### Stored records
========================

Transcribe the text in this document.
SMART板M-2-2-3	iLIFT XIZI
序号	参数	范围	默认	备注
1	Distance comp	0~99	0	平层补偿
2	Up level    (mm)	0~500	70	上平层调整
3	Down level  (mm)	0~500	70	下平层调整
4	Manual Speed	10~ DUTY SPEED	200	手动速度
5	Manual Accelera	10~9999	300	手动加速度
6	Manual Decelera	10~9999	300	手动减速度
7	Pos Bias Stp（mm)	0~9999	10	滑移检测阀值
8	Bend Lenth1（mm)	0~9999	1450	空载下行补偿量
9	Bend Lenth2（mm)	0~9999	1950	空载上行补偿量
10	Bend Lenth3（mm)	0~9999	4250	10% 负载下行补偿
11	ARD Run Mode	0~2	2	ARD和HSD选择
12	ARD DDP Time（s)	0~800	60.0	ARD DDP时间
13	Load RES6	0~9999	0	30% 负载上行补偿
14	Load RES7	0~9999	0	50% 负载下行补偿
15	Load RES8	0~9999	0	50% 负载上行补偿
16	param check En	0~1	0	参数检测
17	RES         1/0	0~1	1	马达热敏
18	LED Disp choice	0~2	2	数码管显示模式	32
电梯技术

========================

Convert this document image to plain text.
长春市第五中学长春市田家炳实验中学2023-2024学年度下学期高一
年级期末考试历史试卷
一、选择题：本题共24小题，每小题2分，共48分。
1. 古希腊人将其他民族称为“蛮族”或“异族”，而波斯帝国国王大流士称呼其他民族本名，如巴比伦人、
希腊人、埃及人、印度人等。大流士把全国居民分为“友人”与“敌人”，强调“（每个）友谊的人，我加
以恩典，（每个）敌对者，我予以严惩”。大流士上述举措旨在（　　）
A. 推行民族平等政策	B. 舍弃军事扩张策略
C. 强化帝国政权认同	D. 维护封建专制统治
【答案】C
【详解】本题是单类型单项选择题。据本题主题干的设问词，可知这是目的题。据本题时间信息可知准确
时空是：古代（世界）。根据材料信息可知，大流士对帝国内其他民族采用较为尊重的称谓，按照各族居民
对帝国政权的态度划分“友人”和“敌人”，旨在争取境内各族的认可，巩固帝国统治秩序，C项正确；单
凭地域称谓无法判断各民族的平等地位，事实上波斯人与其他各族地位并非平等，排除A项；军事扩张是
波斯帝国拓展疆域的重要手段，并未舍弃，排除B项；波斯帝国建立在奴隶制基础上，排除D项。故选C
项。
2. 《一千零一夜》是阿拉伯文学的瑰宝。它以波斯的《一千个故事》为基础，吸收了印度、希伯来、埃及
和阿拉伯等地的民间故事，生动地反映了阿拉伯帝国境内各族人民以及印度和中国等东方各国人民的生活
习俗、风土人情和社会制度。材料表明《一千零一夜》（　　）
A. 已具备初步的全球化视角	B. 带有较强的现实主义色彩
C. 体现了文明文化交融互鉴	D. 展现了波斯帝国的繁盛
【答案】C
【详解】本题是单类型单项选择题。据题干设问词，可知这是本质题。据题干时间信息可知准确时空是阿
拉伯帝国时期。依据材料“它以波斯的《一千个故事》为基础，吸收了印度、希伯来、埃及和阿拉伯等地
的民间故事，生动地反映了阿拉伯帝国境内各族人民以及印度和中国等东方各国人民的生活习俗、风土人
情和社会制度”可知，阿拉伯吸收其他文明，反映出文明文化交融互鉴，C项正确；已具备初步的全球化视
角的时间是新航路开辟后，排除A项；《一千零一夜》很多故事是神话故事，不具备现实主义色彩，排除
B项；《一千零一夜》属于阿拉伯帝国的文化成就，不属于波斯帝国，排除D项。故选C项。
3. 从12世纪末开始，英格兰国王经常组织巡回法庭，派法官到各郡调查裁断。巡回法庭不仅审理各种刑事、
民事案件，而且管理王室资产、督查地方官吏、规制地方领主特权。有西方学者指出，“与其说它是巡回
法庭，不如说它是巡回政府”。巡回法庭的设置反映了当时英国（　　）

========================

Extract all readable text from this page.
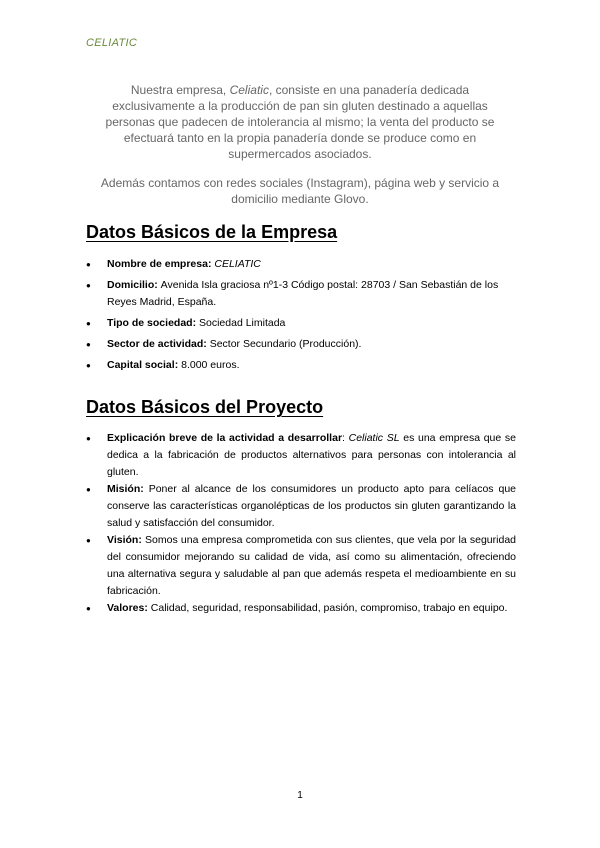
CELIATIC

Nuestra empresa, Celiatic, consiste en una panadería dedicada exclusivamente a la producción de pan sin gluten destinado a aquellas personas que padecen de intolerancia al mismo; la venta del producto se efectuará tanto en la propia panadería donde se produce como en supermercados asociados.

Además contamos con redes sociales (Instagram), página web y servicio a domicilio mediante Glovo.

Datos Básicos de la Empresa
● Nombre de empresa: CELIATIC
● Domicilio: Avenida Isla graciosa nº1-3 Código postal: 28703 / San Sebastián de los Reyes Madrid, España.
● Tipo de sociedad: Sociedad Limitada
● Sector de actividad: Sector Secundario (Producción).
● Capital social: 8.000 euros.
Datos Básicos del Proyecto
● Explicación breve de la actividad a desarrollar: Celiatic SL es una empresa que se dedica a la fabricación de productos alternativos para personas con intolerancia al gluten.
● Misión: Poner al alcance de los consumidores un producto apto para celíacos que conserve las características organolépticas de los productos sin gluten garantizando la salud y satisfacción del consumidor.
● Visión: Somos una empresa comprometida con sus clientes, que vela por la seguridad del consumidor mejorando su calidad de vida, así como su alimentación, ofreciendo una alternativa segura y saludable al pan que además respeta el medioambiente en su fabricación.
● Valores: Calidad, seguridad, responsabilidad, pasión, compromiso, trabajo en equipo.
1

========================

### Stated problem
Look through the entries above; copy every line holding the string "吸收了印度".

### Expected answer
2. 《一千零一夜》是阿拉伯文学的瑰宝。它以波斯的《一千个故事》为基础，吸收了印度、希伯来、埃及
拉伯帝国时期。依据材料“它以波斯的《一千个故事》为基础，吸收了印度、希伯来、埃及和阿拉伯等地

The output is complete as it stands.